■ The exercise
Locate all lines in the data below that hold "kiện" and show them.

■ Working data

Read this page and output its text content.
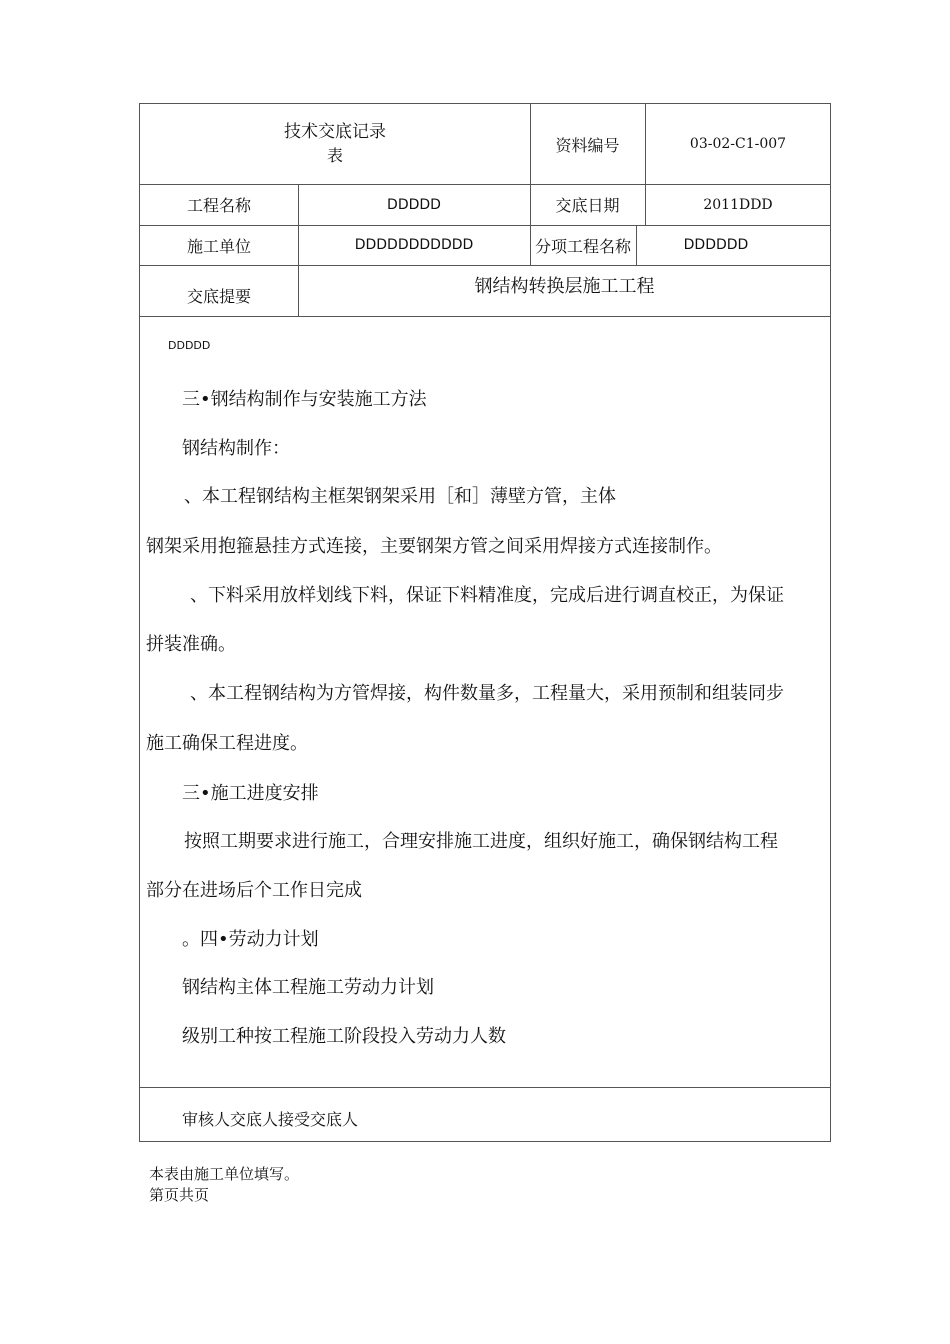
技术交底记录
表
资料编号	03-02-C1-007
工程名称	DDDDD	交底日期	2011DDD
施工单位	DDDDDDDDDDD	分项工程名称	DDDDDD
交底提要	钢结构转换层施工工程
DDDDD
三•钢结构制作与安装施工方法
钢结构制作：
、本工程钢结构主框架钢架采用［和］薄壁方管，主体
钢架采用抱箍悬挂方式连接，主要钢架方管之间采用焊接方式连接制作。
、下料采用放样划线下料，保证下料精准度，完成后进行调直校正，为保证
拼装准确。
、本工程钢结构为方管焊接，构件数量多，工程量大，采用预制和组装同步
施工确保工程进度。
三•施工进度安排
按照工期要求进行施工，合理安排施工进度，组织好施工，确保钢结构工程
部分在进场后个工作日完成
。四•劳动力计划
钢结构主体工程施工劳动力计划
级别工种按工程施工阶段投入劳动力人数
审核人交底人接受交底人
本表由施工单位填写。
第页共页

--

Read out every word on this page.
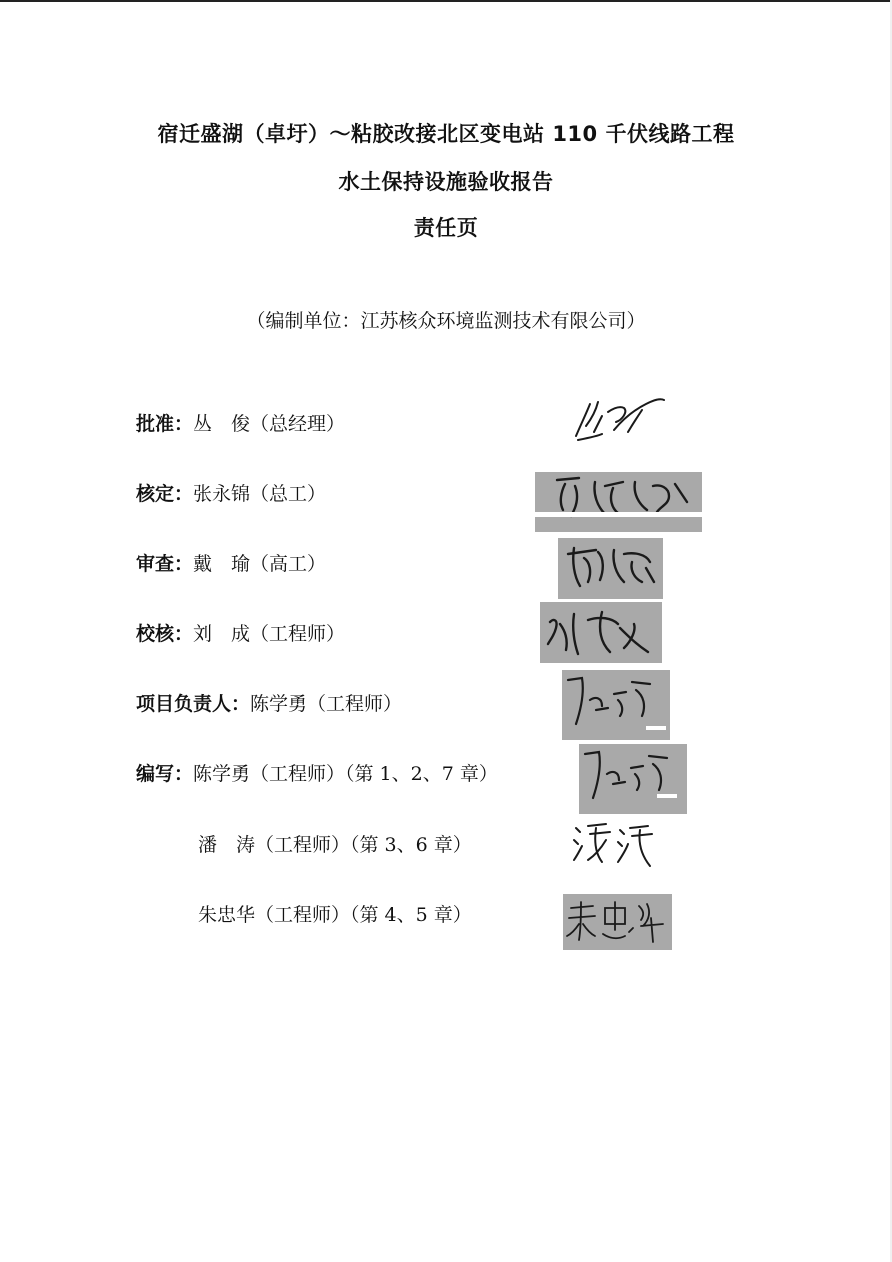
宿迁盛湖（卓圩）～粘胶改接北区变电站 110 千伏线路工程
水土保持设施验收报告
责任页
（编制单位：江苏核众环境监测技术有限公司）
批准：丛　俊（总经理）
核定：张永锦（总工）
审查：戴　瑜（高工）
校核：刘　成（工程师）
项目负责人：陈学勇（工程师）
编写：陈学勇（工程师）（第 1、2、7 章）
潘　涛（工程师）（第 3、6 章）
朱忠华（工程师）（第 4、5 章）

* * *

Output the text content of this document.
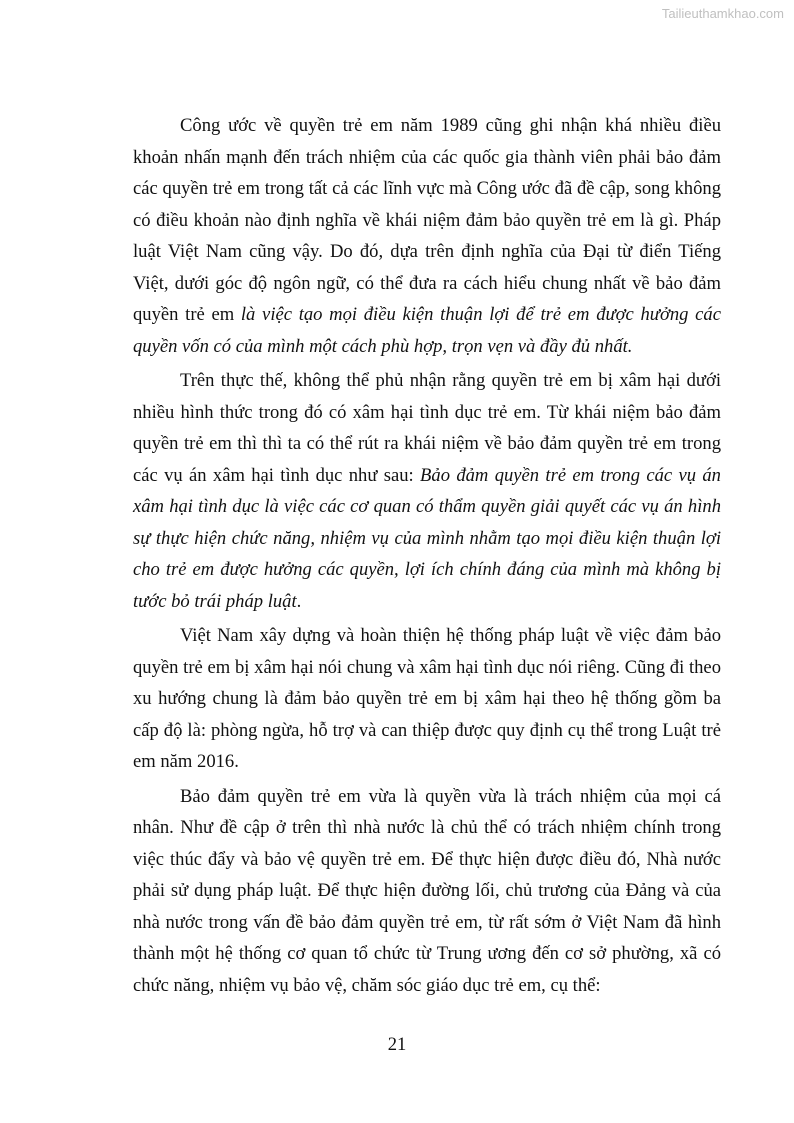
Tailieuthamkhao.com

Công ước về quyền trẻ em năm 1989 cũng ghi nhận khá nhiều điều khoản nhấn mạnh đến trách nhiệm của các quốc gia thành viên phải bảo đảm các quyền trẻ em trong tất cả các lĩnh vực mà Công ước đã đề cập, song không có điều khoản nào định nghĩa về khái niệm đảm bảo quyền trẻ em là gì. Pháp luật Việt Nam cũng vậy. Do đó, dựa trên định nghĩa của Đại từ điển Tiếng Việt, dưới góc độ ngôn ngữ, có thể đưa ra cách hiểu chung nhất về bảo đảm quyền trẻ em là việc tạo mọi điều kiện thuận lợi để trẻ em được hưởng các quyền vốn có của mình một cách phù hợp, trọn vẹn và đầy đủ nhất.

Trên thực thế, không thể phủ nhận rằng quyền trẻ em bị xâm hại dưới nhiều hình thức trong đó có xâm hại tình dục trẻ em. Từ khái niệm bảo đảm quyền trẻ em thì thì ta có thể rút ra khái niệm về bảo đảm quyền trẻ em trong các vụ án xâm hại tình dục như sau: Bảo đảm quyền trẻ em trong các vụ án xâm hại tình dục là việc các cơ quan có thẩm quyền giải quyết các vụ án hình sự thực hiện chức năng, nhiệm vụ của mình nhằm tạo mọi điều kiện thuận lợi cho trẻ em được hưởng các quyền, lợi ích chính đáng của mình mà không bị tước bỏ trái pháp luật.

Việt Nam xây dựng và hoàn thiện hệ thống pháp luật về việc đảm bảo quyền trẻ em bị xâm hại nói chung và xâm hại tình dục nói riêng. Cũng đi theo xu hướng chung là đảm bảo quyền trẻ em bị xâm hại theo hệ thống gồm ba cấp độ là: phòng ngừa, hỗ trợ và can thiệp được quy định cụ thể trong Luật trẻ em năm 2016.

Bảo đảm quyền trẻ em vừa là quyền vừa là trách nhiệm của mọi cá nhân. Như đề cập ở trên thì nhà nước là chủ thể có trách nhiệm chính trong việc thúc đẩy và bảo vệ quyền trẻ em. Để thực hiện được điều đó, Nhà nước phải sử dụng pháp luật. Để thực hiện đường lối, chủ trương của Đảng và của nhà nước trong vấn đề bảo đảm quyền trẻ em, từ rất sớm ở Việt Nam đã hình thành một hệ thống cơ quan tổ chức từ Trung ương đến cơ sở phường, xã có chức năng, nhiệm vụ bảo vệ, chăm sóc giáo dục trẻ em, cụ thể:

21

■ Result of this task
Công ước về quyền trẻ em năm 1989 cũng ghi nhận khá nhiều điều khoản nhấn mạnh đến trách nhiệm của các quốc gia thành viên phải bảo đảm các quyền trẻ em trong tất cả các lĩnh vực mà Công ước đã đề cập, song không có điều khoản nào định nghĩa về khái niệm đảm bảo quyền trẻ em là gì. Pháp luật Việt Nam cũng vậy. Do đó, dựa trên định nghĩa của Đại từ điển Tiếng Việt, dưới góc độ ngôn ngữ, có thể đưa ra cách hiểu chung nhất về bảo đảm quyền trẻ em là việc tạo mọi điều kiện thuận lợi để trẻ em được hưởng các quyền vốn có của mình một cách phù hợp, trọn vẹn và đầy đủ nhất.
Trên thực thế, không thể phủ nhận rằng quyền trẻ em bị xâm hại dưới nhiều hình thức trong đó có xâm hại tình dục trẻ em. Từ khái niệm bảo đảm quyền trẻ em thì thì ta có thể rút ra khái niệm về bảo đảm quyền trẻ em trong các vụ án xâm hại tình dục như sau: Bảo đảm quyền trẻ em trong các vụ án xâm hại tình dục là việc các cơ quan có thẩm quyền giải quyết các vụ án hình sự thực hiện chức năng, nhiệm vụ của mình nhằm tạo mọi điều kiện thuận lợi cho trẻ em được hưởng các quyền, lợi ích chính đáng của mình mà không bị tước bỏ trái pháp luật.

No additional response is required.